─── STORED DATA ───

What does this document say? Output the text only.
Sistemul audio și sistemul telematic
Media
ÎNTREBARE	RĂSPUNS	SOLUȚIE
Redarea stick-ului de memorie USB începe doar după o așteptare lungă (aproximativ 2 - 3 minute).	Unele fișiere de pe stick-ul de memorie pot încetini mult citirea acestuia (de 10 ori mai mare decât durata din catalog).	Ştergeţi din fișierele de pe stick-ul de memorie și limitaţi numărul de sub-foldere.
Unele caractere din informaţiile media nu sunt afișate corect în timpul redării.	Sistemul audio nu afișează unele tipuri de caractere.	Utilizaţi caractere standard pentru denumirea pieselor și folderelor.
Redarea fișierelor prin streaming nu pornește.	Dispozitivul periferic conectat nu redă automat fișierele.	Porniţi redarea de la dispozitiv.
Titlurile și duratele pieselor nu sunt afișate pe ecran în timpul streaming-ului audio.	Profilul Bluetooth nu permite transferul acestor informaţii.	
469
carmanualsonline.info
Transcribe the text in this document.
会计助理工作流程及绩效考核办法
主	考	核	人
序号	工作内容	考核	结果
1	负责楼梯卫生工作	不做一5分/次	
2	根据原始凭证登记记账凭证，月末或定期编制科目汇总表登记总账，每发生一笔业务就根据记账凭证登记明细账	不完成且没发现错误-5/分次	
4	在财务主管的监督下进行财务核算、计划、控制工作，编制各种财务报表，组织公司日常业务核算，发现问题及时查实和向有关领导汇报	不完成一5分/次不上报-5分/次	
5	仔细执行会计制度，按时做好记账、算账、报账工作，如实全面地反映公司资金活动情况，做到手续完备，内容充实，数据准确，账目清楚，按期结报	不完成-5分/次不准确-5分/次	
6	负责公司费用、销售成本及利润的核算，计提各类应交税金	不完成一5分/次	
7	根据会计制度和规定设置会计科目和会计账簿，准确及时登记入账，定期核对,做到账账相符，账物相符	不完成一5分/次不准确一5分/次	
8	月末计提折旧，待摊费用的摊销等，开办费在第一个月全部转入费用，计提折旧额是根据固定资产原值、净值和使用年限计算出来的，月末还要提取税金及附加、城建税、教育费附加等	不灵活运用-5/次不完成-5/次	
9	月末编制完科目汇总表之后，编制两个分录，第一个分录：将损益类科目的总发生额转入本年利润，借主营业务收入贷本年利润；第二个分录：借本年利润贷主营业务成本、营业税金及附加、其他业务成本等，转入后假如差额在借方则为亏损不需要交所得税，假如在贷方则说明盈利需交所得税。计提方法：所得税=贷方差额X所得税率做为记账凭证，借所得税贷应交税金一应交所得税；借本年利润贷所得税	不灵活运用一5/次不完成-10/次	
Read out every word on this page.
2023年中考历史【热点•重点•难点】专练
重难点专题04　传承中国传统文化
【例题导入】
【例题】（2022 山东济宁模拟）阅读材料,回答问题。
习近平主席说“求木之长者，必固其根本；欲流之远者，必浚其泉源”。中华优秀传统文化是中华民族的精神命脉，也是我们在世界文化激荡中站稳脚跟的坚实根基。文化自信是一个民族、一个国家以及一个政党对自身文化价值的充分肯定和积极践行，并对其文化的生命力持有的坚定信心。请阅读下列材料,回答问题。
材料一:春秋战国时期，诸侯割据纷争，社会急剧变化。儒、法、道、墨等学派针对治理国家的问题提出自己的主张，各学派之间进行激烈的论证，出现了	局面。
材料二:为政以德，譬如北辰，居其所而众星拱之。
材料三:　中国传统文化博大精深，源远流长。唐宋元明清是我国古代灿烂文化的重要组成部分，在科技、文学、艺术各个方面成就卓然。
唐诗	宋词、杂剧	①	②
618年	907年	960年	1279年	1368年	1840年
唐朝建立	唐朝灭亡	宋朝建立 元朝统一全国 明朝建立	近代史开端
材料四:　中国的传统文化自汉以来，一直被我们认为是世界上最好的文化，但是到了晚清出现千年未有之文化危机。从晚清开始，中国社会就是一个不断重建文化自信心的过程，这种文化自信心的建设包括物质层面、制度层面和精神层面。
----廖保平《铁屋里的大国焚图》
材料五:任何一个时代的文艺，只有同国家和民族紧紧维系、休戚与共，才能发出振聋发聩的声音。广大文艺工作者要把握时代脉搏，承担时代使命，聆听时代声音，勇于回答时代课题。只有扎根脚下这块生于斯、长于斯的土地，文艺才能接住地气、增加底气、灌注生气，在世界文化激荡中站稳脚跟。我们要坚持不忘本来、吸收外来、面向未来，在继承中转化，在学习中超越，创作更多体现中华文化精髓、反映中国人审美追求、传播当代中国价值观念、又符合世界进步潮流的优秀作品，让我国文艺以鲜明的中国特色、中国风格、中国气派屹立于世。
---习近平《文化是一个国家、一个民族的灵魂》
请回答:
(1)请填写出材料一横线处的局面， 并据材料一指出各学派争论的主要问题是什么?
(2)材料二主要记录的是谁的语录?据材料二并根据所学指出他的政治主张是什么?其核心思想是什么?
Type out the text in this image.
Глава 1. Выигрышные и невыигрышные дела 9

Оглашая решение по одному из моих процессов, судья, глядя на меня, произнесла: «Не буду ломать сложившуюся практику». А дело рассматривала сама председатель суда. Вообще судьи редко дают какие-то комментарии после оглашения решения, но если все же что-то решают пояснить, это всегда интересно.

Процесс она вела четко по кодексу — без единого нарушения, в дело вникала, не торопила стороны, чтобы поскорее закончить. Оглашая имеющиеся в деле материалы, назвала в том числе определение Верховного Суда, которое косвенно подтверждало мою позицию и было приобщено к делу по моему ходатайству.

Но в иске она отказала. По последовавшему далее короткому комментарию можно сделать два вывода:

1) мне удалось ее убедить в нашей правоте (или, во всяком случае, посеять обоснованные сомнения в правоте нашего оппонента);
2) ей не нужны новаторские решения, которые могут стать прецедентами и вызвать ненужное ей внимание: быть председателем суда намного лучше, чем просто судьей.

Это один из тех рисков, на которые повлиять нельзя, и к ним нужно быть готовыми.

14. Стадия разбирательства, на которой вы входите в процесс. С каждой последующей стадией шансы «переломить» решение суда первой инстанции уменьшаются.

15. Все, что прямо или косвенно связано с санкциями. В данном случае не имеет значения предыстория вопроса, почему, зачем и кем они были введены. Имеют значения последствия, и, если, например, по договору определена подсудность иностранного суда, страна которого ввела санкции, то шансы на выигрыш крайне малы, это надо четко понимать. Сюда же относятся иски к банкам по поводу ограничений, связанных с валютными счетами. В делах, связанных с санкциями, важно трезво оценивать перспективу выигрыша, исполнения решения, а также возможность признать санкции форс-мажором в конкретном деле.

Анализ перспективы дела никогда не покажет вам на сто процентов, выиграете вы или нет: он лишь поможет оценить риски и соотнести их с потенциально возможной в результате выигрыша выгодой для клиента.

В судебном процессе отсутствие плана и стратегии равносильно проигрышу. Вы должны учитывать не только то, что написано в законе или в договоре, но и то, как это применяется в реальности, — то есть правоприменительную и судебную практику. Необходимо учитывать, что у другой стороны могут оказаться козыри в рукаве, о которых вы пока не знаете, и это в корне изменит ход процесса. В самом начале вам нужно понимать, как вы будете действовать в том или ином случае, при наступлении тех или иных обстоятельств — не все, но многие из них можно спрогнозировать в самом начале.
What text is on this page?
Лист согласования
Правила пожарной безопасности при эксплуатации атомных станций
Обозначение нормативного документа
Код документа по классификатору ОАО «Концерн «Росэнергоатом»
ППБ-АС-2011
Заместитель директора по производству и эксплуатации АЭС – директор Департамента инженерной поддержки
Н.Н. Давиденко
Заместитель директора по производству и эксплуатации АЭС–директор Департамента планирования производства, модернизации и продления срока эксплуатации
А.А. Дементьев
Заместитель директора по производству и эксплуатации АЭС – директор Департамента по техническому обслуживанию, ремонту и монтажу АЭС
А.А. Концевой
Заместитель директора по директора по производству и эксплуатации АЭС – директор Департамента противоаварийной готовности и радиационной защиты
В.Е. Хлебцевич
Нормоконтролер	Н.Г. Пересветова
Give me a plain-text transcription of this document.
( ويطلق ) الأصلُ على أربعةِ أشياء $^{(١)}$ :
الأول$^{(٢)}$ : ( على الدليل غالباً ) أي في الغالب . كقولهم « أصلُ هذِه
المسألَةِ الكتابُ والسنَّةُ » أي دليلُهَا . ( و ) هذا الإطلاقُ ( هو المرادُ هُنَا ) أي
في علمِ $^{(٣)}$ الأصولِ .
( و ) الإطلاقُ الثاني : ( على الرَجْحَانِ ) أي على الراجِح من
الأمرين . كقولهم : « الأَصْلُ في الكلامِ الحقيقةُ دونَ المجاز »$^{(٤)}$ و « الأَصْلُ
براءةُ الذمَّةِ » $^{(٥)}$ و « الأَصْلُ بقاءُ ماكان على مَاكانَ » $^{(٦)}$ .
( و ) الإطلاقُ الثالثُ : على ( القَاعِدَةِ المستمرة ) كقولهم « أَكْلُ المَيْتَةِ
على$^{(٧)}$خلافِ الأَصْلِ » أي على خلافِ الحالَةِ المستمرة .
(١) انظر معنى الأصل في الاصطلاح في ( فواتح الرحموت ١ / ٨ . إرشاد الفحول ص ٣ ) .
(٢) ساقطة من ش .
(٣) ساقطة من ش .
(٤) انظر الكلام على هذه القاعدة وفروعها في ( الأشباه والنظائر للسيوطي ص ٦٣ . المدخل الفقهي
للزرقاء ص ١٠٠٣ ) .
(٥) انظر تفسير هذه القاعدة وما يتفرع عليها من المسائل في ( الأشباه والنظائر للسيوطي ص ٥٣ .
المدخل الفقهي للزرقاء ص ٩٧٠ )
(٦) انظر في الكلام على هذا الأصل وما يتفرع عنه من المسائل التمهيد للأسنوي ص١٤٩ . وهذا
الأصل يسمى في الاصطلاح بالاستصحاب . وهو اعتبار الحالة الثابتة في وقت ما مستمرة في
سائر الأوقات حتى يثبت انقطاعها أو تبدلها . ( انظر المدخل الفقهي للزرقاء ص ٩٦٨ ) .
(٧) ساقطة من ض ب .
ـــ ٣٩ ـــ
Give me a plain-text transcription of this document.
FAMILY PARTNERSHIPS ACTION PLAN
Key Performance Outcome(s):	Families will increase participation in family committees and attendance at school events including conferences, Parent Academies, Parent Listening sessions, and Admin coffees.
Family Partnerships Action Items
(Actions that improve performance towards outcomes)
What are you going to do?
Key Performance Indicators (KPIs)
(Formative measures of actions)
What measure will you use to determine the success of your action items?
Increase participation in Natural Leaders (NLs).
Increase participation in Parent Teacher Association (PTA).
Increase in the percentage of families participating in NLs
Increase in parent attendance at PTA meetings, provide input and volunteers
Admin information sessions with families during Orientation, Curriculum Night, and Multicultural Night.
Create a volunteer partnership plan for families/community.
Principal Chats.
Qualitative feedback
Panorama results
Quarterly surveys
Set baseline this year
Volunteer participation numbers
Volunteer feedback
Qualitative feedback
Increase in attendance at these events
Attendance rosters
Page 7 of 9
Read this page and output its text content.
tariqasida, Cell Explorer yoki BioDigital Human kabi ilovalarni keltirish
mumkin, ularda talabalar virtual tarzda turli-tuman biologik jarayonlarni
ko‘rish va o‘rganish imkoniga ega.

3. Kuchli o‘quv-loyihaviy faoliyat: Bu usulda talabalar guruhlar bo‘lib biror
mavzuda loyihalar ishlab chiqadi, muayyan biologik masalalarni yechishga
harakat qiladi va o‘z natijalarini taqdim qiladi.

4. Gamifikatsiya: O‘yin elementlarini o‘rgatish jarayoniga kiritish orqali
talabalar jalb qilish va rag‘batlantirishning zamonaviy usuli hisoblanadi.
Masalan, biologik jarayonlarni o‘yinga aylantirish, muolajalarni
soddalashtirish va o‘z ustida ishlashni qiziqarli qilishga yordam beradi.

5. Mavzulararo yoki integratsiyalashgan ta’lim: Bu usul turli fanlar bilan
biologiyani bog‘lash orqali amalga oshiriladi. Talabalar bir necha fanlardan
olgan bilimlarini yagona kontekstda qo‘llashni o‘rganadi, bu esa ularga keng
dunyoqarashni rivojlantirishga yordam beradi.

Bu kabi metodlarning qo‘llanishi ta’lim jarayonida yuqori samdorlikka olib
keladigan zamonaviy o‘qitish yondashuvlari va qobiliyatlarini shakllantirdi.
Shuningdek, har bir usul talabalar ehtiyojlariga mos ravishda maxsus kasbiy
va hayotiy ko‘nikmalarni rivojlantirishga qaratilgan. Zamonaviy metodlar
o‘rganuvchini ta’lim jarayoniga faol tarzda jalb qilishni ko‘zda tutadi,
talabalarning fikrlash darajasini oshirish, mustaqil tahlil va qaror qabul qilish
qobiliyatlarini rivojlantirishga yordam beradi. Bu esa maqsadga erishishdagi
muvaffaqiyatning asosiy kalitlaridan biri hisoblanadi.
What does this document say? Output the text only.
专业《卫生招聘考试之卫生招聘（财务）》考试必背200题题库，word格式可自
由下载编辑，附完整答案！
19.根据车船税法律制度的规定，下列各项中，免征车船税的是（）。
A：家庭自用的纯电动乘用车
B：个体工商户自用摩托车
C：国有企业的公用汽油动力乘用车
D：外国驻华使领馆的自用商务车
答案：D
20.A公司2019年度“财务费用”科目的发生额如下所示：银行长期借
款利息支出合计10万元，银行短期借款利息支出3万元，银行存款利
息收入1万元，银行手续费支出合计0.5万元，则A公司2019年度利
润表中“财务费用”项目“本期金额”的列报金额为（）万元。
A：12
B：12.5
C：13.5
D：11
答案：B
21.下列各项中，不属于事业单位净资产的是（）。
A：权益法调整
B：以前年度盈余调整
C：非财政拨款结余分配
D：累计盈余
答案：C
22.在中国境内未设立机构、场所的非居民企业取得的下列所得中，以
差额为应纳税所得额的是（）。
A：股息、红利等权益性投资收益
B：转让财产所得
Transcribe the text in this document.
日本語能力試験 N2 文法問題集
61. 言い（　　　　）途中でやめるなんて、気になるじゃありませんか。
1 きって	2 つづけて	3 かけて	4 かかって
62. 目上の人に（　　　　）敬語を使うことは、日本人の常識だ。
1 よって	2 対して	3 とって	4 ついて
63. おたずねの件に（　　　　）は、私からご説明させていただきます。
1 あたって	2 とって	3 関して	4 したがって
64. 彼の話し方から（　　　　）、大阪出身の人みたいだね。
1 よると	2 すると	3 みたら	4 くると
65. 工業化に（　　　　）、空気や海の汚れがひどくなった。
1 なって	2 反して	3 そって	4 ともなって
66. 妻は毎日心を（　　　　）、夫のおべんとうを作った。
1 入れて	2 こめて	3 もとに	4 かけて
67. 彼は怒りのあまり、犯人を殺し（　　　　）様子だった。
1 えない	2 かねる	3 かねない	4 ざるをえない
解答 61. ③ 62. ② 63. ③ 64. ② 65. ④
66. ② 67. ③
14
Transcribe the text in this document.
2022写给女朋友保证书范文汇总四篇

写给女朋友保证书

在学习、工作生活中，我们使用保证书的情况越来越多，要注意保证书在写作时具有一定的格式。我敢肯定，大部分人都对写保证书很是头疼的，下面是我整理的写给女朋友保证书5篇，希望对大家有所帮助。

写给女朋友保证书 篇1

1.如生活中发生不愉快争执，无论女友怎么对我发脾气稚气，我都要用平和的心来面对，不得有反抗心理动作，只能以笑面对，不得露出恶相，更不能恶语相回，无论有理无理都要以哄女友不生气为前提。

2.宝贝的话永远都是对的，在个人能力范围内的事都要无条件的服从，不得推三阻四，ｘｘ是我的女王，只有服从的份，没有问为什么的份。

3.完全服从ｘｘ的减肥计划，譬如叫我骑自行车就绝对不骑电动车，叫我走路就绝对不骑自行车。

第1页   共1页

───

> _EXERCISE REQUIREMENTS_
Look through the entries above. Extract each line with the word "Оглашая".

> _RESPONSE_
Оглашая решение по одному из моих процессов, судья, глядя на меня, произнесла: «Не буду ломать сложившуюся практику». А дело рассматривала сама председатель суда. Вообще судьи редко дают какие-то комментарии после оглашения решения, но если все же что-то решают пояснить, это всегда интересно.
Процесс она вела четко по кодексу — без единого нарушения, в дело вникала, не торопила стороны, чтобы поскорее закончить. Оглашая имеющиеся в деле материалы, назвала в том числе определение Верховного Суда, которое косвенно подтверждало мою позицию и было приобщено к делу по моему ходатайству.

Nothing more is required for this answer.